─── DATA PROVIDED ───

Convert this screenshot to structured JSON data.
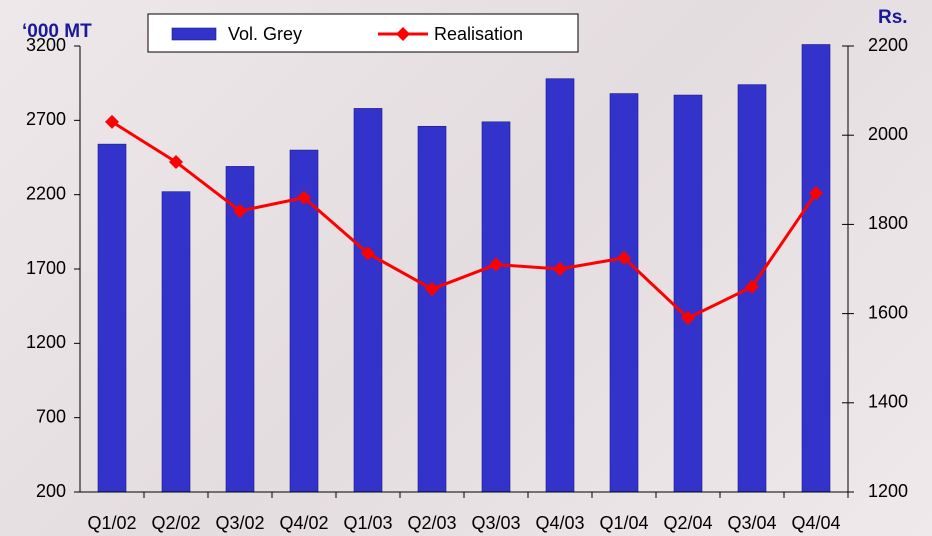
{
  "chart_data": {
    "type": "bar",
    "y_label": "‘000 MT",
    "y2_label": "Rs.",
    "categories": [
      "Q1/02",
      "Q2/02",
      "Q3/02",
      "Q4/02",
      "Q1/03",
      "Q2/03",
      "Q3/03",
      "Q4/03",
      "Q1/04",
      "Q2/04",
      "Q3/04",
      "Q4/04"
    ],
    "series": [
      {
        "name": "Vol. Grey",
        "type": "bar",
        "color": "#3333cc",
        "values": [
          2540,
          2220,
          2390,
          2500,
          2780,
          2660,
          2690,
          2980,
          2880,
          2870,
          2940,
          3210
        ]
      },
      {
        "name": "Realisation",
        "type": "line",
        "axis": "y2",
        "color": "#ff0000",
        "values": [
          2030,
          1940,
          1830,
          1860,
          1735,
          1655,
          1710,
          1700,
          1725,
          1590,
          1660,
          1870
        ]
      }
    ],
    "ylim": [
      200,
      3200
    ],
    "yticks": [
      200,
      700,
      1200,
      1700,
      2200,
      2700,
      3200
    ],
    "y2lim": [
      1200,
      2200
    ],
    "y2ticks": [
      1200,
      1400,
      1600,
      1800,
      2000,
      2200
    ],
    "legend": "top",
    "grid": false
  }
}
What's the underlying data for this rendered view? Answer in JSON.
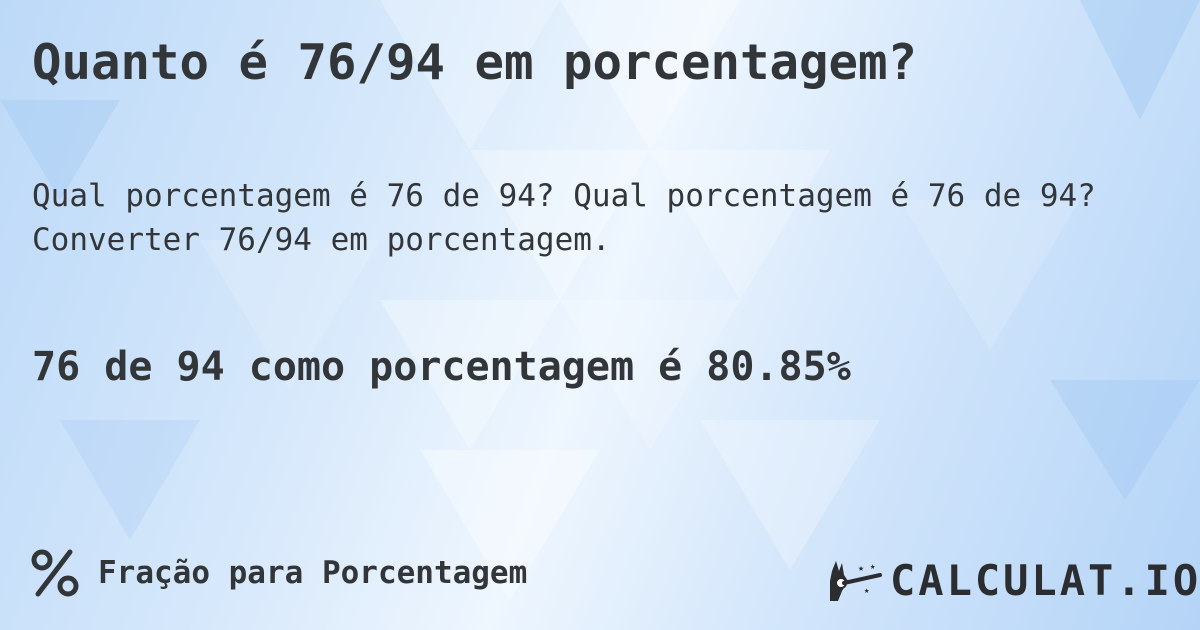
{
  "header": {
    "title": "Quanto é 76/94 em porcentagem?"
  },
  "description": {
    "line1": "Qual porcentagem é 76 de 94? Qual porcentagem é 76 de 94?",
    "line2": "Converter 76/94 em porcentagem."
  },
  "result": {
    "text": "76 de 94 como porcentagem é 80.85%"
  },
  "footer": {
    "category_icon": "percent-icon",
    "category_label": "Fração para Porcentagem"
  },
  "logo": {
    "text": "CALCULAT.IO",
    "icon": "magic-hand-icon"
  },
  "colors": {
    "text": "#333639",
    "background": "#d6e8fb"
  }
}
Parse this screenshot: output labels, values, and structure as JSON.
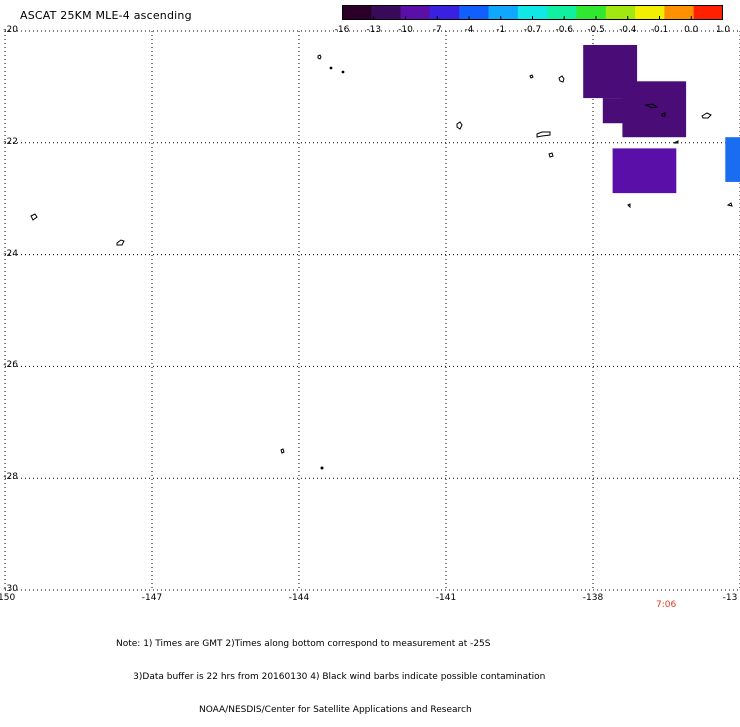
{
  "title": "ASCAT 25KM MLE-4 ascending",
  "colorbar": {
    "labels": [
      "-16",
      "-13",
      "-10",
      "-7",
      "-4",
      "-1",
      "-0.7",
      "-0.6",
      "-0.5",
      "-0.4",
      "-0.1",
      "0.0",
      "1.0"
    ],
    "colors": [
      "#2a0028",
      "#3a0a5a",
      "#5a10a8",
      "#3a20e0",
      "#1060ff",
      "#10a8ff",
      "#10e8e8",
      "#10f0a0",
      "#30e830",
      "#a0e810",
      "#f0f000",
      "#ff9000",
      "#ff2000"
    ]
  },
  "axes": {
    "y_ticks": [
      "-20",
      "-22",
      "-24",
      "-26",
      "-28",
      "-30"
    ],
    "x_ticks": [
      "-150",
      "-147",
      "-144",
      "-141",
      "-138",
      "-13"
    ],
    "lat_range": [
      -30,
      -20
    ],
    "lon_range": [
      -150,
      -135
    ]
  },
  "swath_cells": [
    {
      "lon": [
        -138.2,
        -137.1
      ],
      "lat": [
        -20.25,
        -21.2
      ],
      "color": "#4a0d78"
    },
    {
      "lon": [
        -137.8,
        -137.1
      ],
      "lat": [
        -21.2,
        -21.65
      ],
      "color": "#4a0d78"
    },
    {
      "lon": [
        -137.4,
        -136.1
      ],
      "lat": [
        -20.9,
        -21.9
      ],
      "color": "#4a0d78"
    },
    {
      "lon": [
        -137.6,
        -136.3
      ],
      "lat": [
        -22.1,
        -22.9
      ],
      "color": "#5a10a8"
    },
    {
      "lon": [
        -135.3,
        -135.0
      ],
      "lat": [
        -21.9,
        -22.7
      ],
      "color": "#1a6cf0"
    }
  ],
  "time_label": "7:06",
  "notes": [
    "Note: 1) Times are GMT 2)Times along bottom correspond to measurement at -25S",
    "      3)Data buffer is 22 hrs from 20160130 4) Black wind barbs indicate possible contamination",
    "                             NOAA/NESDIS/Center for Satellite Applications and Research"
  ]
}
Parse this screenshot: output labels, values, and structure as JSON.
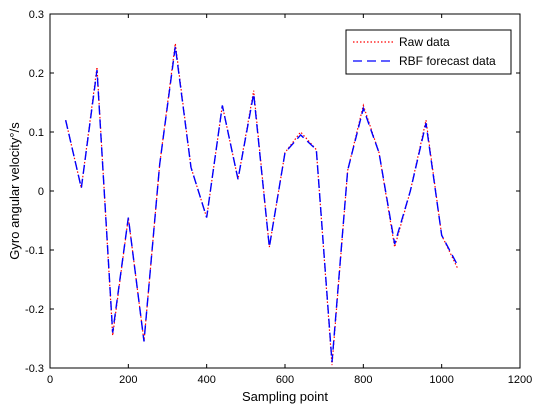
{
  "chart_data": {
    "type": "line",
    "xlabel": "Sampling point",
    "ylabel": "Gyro angular velocity°/s",
    "xlim": [
      0,
      1200
    ],
    "ylim": [
      -0.3,
      0.3
    ],
    "x_ticks": [
      0,
      200,
      400,
      600,
      800,
      1000,
      1200
    ],
    "y_ticks": [
      -0.3,
      -0.2,
      -0.1,
      0,
      0.1,
      0.2,
      0.3
    ],
    "x_tick_labels": [
      "0",
      "200",
      "400",
      "600",
      "800",
      "1000",
      "1200"
    ],
    "y_tick_labels": [
      "-0.3",
      "-0.2",
      "-0.1",
      "0",
      "0.1",
      "0.2",
      "0.3"
    ],
    "legend_position": "top-right",
    "x": [
      40,
      80,
      120,
      160,
      200,
      240,
      280,
      320,
      360,
      400,
      440,
      480,
      520,
      560,
      600,
      640,
      680,
      720,
      760,
      800,
      840,
      880,
      920,
      960,
      1000,
      1040
    ],
    "series": [
      {
        "name": "Raw data",
        "color": "#ff0000",
        "style": "dotted",
        "values": [
          0.12,
          0.005,
          0.21,
          -0.245,
          -0.045,
          -0.255,
          0.045,
          0.25,
          0.04,
          -0.045,
          0.145,
          0.02,
          0.17,
          -0.095,
          0.065,
          0.1,
          0.07,
          -0.295,
          0.035,
          0.145,
          0.065,
          -0.095,
          0.0,
          0.12,
          -0.075,
          -0.13
        ]
      },
      {
        "name": "RBF forecast data",
        "color": "#0000ff",
        "style": "dashed",
        "values": [
          0.12,
          0.005,
          0.205,
          -0.24,
          -0.045,
          -0.255,
          0.045,
          0.245,
          0.04,
          -0.045,
          0.145,
          0.02,
          0.165,
          -0.095,
          0.065,
          0.095,
          0.07,
          -0.29,
          0.035,
          0.14,
          0.065,
          -0.09,
          0.0,
          0.115,
          -0.075,
          -0.125
        ]
      }
    ]
  }
}
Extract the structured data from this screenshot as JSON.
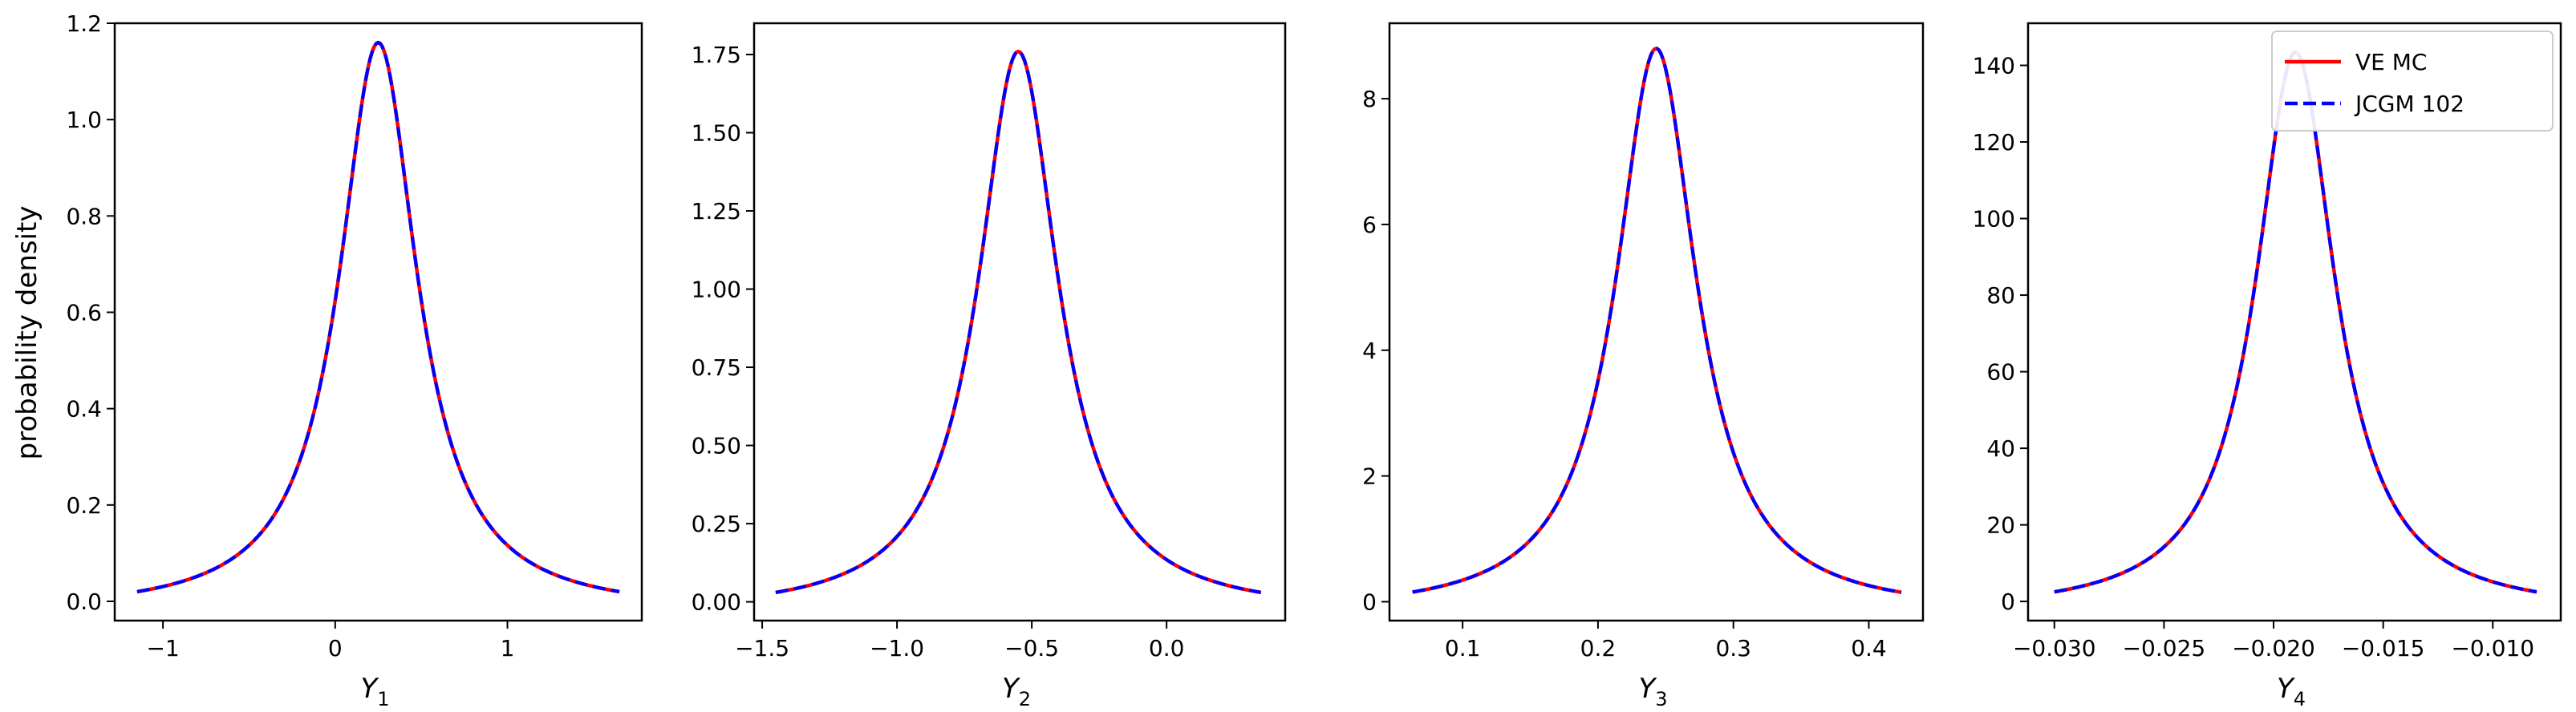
{
  "figure": {
    "ylabel": "probability density",
    "legend": {
      "placement": "upper-right of last panel",
      "entries": [
        {
          "label": "VE MC",
          "color": "#ff0000",
          "style": "solid"
        },
        {
          "label": "JCGM 102",
          "color": "#0000ff",
          "style": "dashed"
        }
      ]
    }
  },
  "chart_data": [
    {
      "type": "line",
      "xlabel_main": "Y",
      "xlabel_sub": "1",
      "ylabel": "probability density",
      "xlim": [
        -1.28,
        1.78
      ],
      "ylim": [
        -0.04,
        1.2
      ],
      "xticks": [
        -1,
        0,
        1
      ],
      "xtick_labels": [
        "−1",
        "0",
        "1"
      ],
      "yticks": [
        0.0,
        0.2,
        0.4,
        0.6,
        0.8,
        1.0,
        1.2
      ],
      "ytick_labels": [
        "0.0",
        "0.2",
        "0.4",
        "0.6",
        "0.8",
        "1.0",
        "1.2"
      ],
      "x_range": [
        -1.15,
        1.65
      ],
      "peak": {
        "x": 0.25,
        "y": 1.16
      },
      "curve": {
        "scale": 0.275,
        "ends_y": 0.02
      },
      "series": [
        {
          "name": "VE MC",
          "color": "#ff0000",
          "style": "solid"
        },
        {
          "name": "JCGM 102",
          "color": "#0000ff",
          "style": "dashed"
        }
      ]
    },
    {
      "type": "line",
      "xlabel_main": "Y",
      "xlabel_sub": "2",
      "xlim": [
        -1.53,
        0.44
      ],
      "ylim": [
        -0.06,
        1.85
      ],
      "xticks": [
        -1.5,
        -1.0,
        -0.5,
        0.0
      ],
      "xtick_labels": [
        "−1.5",
        "−1.0",
        "−0.5",
        "0.0"
      ],
      "yticks": [
        0.0,
        0.25,
        0.5,
        0.75,
        1.0,
        1.25,
        1.5,
        1.75
      ],
      "ytick_labels": [
        "0.00",
        "0.25",
        "0.50",
        "0.75",
        "1.00",
        "1.25",
        "1.50",
        "1.75"
      ],
      "x_range": [
        -1.45,
        0.35
      ],
      "peak": {
        "x": -0.55,
        "y": 1.76
      },
      "curve": {
        "scale": 0.18,
        "ends_y": 0.03
      },
      "series": [
        {
          "name": "VE MC",
          "color": "#ff0000",
          "style": "solid"
        },
        {
          "name": "JCGM 102",
          "color": "#0000ff",
          "style": "dashed"
        }
      ]
    },
    {
      "type": "line",
      "xlabel_main": "Y",
      "xlabel_sub": "3",
      "xlim": [
        0.046,
        0.44
      ],
      "ylim": [
        -0.3,
        9.2
      ],
      "xticks": [
        0.1,
        0.2,
        0.3,
        0.4
      ],
      "xtick_labels": [
        "0.1",
        "0.2",
        "0.3",
        "0.4"
      ],
      "yticks": [
        0,
        2,
        4,
        6,
        8
      ],
      "ytick_labels": [
        "0",
        "2",
        "4",
        "6",
        "8"
      ],
      "x_range": [
        0.063,
        0.424
      ],
      "peak": {
        "x": 0.243,
        "y": 8.8
      },
      "curve": {
        "scale": 0.036,
        "ends_y": 0.15
      },
      "series": [
        {
          "name": "VE MC",
          "color": "#ff0000",
          "style": "solid"
        },
        {
          "name": "JCGM 102",
          "color": "#0000ff",
          "style": "dashed"
        }
      ]
    },
    {
      "type": "line",
      "xlabel_main": "Y",
      "xlabel_sub": "4",
      "xlim": [
        -0.0312,
        -0.0069
      ],
      "ylim": [
        -5,
        151
      ],
      "xticks": [
        -0.03,
        -0.025,
        -0.02,
        -0.015,
        -0.01
      ],
      "xtick_labels": [
        "−0.030",
        "−0.025",
        "−0.020",
        "−0.015",
        "−0.010"
      ],
      "yticks": [
        0,
        20,
        40,
        60,
        80,
        100,
        120,
        140
      ],
      "ytick_labels": [
        "0",
        "20",
        "40",
        "60",
        "80",
        "100",
        "120",
        "140"
      ],
      "x_range": [
        -0.03,
        -0.008
      ],
      "peak": {
        "x": -0.019,
        "y": 143.5
      },
      "curve": {
        "scale": 0.0022,
        "ends_y": 2.5
      },
      "series": [
        {
          "name": "VE MC",
          "color": "#ff0000",
          "style": "solid"
        },
        {
          "name": "JCGM 102",
          "color": "#0000ff",
          "style": "dashed"
        }
      ]
    }
  ]
}
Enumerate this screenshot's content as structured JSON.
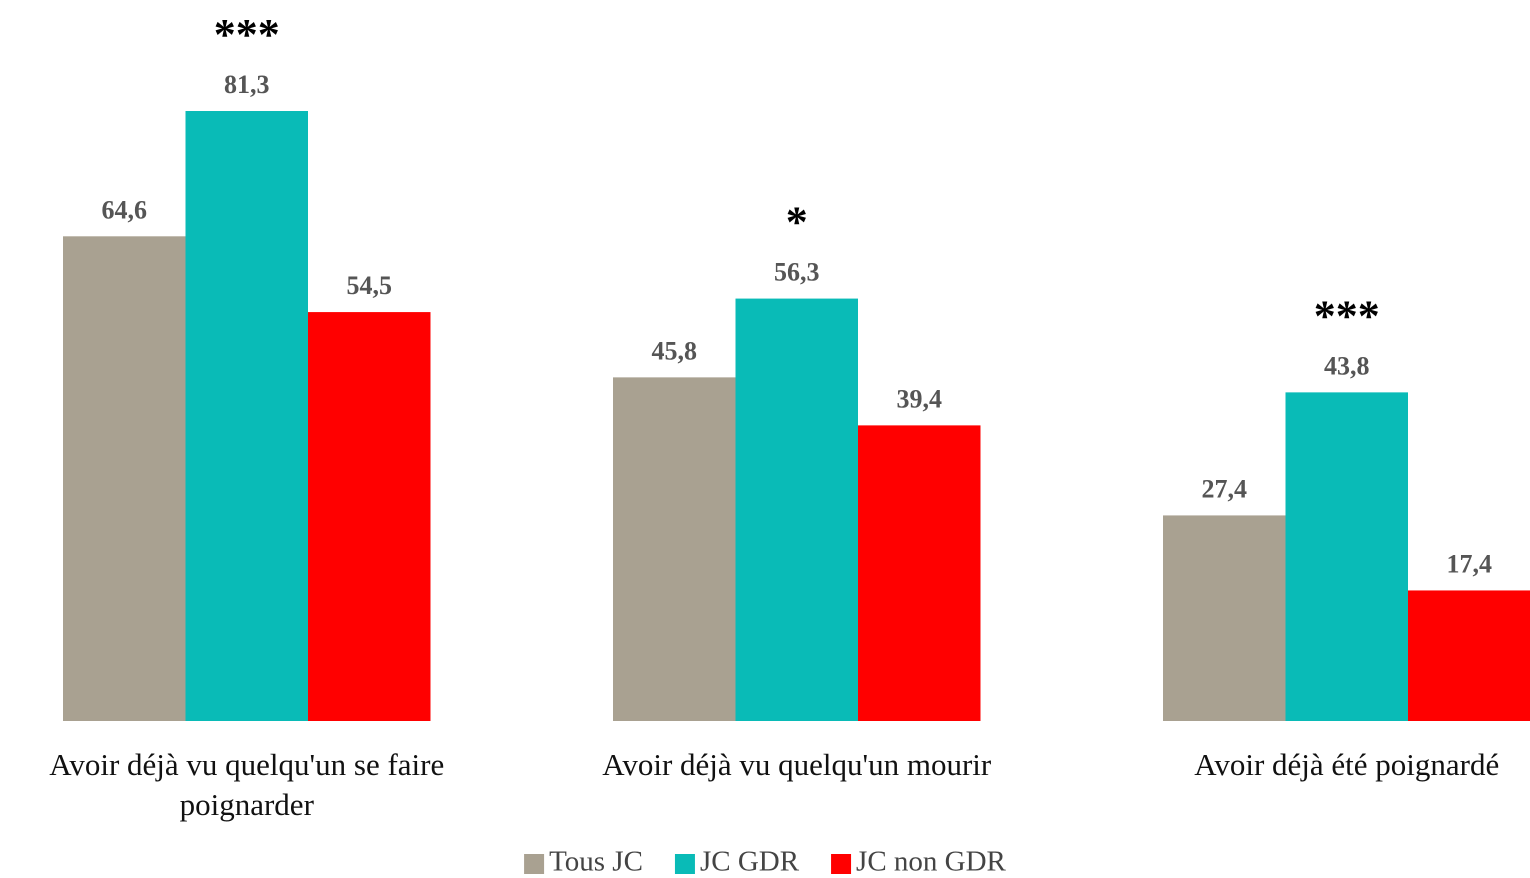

───

- TASK OBJECTIVE: In the listing above, find each line with the word "scale" and copy it.

- RESPONSE TO THIS EXERCISE:
        "scale": 0.275,
        "scale": 0.18,
        "scale": 0.036,
        "scale": 0.0022,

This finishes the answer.